**SHORT PROBLEM:**
Search the material for the string "this" and copy each line where it occurs.

**LISTING:**
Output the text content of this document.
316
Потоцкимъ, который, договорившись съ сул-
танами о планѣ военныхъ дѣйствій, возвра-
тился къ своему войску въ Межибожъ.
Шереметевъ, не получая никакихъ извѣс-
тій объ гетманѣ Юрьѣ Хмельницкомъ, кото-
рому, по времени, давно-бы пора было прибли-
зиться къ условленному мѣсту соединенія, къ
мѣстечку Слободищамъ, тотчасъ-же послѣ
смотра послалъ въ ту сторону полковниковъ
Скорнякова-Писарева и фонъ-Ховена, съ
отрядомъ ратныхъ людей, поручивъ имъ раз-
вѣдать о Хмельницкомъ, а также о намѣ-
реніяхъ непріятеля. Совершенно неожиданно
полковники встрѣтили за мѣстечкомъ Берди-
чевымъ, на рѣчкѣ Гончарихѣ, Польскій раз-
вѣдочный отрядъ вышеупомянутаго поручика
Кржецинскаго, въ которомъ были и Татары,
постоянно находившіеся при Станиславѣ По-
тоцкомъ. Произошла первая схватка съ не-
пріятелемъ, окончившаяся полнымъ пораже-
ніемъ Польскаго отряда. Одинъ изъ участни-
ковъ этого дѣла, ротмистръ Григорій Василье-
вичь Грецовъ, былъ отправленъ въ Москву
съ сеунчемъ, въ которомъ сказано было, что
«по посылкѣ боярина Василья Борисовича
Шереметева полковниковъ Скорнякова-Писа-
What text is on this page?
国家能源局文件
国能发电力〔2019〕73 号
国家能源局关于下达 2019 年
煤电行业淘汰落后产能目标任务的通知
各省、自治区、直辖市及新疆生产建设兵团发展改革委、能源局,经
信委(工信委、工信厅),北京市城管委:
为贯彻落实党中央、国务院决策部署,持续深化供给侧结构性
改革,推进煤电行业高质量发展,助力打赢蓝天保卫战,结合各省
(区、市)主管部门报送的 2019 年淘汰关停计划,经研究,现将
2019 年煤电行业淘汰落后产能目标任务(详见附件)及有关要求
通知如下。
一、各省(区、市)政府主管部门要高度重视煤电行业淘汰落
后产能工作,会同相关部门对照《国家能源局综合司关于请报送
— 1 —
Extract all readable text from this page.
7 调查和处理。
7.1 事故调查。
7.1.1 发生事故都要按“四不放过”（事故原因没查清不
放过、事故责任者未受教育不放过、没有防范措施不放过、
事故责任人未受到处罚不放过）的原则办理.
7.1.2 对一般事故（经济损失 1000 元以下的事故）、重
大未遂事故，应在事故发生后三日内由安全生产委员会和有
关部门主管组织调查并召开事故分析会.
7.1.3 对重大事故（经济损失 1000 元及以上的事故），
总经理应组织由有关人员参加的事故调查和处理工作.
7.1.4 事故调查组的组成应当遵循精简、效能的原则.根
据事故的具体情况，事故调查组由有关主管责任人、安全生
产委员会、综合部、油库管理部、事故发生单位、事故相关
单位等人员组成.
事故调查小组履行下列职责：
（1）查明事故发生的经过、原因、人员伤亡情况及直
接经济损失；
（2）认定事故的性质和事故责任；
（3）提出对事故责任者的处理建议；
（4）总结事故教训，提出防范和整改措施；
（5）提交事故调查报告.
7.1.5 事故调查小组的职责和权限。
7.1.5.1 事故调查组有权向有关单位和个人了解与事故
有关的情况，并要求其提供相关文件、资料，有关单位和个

**EXERCISE ANSWER:**
Output the text content of this document.
What text is on this page?
Extract all readable text from this page.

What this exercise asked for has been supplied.